**Available data:**
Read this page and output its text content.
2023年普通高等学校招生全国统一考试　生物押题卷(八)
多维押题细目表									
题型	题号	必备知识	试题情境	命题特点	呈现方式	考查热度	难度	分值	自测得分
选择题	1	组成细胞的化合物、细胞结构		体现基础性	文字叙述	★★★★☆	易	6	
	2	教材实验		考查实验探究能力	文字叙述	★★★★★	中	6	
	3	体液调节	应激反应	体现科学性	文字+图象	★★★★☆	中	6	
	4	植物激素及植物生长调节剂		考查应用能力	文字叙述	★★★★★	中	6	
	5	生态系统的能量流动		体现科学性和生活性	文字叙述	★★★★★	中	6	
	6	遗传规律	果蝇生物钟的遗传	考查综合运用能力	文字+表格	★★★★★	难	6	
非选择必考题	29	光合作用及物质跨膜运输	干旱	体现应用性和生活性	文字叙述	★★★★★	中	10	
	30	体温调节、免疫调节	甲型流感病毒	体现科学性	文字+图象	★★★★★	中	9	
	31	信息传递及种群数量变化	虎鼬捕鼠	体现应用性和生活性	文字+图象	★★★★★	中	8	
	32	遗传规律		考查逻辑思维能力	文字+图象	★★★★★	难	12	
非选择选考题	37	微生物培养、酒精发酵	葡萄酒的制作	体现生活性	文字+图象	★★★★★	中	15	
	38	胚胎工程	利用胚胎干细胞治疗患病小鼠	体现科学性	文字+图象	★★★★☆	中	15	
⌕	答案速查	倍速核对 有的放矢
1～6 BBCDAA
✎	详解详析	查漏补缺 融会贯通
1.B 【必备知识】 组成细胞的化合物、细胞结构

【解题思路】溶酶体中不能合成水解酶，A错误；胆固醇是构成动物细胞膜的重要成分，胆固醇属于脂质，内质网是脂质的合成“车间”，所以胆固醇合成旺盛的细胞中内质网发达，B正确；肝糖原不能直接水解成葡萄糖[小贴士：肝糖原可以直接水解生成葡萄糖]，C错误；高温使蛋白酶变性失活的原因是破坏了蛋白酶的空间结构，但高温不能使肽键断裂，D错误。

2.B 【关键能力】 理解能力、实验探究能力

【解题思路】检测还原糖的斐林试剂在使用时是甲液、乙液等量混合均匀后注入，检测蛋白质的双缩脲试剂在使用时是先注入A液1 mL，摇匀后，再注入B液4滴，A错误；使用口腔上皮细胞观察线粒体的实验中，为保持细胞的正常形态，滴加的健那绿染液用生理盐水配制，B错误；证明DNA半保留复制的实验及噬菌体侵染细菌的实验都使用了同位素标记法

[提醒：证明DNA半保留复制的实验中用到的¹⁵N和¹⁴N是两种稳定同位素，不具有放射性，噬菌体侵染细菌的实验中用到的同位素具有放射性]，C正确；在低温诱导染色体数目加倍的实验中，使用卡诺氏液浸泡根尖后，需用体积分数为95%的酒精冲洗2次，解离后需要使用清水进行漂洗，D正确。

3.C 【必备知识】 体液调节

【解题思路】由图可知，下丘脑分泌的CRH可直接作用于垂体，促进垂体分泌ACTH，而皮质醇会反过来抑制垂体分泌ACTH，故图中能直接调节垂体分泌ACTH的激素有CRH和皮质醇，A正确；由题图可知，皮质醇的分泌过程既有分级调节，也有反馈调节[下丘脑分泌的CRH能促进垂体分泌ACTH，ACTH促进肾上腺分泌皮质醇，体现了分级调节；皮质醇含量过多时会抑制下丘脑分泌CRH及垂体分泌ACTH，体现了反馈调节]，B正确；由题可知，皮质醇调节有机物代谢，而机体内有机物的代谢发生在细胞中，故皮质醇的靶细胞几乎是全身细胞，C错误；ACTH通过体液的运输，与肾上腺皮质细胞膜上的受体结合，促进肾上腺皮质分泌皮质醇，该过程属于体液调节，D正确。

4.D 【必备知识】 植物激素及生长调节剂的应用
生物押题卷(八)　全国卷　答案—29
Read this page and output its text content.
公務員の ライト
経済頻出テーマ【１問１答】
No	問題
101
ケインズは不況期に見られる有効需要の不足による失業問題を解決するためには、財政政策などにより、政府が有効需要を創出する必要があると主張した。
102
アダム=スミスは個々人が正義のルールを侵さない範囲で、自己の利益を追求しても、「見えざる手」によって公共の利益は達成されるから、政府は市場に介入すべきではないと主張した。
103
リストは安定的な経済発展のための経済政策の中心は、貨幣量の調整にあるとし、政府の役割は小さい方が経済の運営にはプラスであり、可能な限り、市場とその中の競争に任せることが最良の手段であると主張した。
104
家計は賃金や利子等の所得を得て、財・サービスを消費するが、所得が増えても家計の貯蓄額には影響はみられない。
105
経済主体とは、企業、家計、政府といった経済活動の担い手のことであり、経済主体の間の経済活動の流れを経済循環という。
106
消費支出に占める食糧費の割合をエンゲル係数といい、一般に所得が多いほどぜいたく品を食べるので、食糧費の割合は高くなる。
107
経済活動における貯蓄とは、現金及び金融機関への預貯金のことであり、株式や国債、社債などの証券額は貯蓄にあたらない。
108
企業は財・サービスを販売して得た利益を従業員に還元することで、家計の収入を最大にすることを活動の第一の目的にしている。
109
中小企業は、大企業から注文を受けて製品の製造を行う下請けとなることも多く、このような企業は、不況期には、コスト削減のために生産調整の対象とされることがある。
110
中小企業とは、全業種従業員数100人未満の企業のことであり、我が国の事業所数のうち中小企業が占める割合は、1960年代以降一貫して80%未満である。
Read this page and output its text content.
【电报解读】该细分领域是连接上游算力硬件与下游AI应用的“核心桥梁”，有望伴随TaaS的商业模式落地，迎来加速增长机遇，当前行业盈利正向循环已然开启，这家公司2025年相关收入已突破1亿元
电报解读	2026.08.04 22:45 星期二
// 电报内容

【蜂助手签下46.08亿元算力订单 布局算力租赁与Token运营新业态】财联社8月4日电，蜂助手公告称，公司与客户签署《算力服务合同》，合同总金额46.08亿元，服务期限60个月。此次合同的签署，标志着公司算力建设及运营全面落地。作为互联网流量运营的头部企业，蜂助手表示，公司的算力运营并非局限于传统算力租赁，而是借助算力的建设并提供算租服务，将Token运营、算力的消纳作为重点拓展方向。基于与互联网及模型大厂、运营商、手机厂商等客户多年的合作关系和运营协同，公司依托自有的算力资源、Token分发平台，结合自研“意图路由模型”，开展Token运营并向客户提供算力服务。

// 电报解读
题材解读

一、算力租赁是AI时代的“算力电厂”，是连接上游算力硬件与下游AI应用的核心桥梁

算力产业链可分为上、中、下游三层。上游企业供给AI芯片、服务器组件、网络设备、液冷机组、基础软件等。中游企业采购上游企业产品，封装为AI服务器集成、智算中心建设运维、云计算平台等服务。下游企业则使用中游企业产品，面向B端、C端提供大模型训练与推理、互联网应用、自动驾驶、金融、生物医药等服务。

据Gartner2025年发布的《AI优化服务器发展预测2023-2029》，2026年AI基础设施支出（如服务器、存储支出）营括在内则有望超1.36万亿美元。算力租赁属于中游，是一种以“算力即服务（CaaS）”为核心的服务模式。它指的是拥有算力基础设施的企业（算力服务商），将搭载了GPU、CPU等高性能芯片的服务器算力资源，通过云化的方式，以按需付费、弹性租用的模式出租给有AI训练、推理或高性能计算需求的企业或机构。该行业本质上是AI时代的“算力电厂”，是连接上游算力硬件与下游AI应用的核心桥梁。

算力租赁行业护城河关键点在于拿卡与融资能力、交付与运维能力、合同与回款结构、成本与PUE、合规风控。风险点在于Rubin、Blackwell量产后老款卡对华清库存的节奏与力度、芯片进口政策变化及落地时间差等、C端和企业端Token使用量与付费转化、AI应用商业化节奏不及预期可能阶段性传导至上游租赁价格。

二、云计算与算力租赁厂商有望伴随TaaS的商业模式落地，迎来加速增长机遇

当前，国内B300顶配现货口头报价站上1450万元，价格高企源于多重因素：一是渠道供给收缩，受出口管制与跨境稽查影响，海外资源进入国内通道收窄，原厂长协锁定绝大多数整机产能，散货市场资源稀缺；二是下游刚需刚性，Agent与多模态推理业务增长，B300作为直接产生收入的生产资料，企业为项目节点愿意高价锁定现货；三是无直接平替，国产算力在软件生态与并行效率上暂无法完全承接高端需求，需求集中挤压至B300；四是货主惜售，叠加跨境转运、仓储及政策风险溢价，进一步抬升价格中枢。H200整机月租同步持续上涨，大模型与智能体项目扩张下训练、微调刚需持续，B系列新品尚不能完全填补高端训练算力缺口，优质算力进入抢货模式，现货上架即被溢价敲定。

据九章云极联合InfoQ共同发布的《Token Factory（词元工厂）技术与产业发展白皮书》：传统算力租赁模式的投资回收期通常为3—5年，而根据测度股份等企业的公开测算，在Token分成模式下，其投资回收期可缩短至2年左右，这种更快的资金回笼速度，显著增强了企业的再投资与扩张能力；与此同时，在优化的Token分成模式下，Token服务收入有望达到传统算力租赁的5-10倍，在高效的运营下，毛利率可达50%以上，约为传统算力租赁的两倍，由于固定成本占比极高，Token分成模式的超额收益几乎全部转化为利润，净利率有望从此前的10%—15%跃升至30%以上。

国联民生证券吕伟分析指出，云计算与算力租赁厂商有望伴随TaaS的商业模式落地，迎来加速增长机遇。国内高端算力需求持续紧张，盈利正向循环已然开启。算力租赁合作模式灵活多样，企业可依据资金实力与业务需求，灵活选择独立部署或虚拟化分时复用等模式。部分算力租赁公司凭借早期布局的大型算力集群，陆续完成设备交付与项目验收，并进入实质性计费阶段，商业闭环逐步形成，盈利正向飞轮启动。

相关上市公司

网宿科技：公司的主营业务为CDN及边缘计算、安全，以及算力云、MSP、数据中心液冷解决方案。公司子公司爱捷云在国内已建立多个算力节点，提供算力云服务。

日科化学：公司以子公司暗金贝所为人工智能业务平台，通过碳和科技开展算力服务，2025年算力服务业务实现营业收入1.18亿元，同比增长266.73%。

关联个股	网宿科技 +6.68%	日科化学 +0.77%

**Written task:** List the lines of the entries that include "是连接上游算力硬件与下游AI应用的核心桥梁".

**Worked answer:**
一、算力租赁是AI时代的“算力电厂”，是连接上游算力硬件与下游AI应用的核心桥梁
据Gartner2025年发布的《AI优化服务器发展预测2023-2029》，2026年AI基础设施支出（如服务器、存储支出）营括在内则有望超1.36万亿美元。算力租赁属于中游，是一种以“算力即服务（CaaS）”为核心的服务模式。它指的是拥有算力基础设施的企业（算力服务商），将搭载了GPU、CPU等高性能芯片的服务器算力资源，通过云化的方式，以按需付费、弹性租用的模式出租给有AI训练、推理或高性能计算需求的企业或机构。该行业本质上是AI时代的“算力电厂”，是连接上游算力硬件与下游AI应用的核心桥梁。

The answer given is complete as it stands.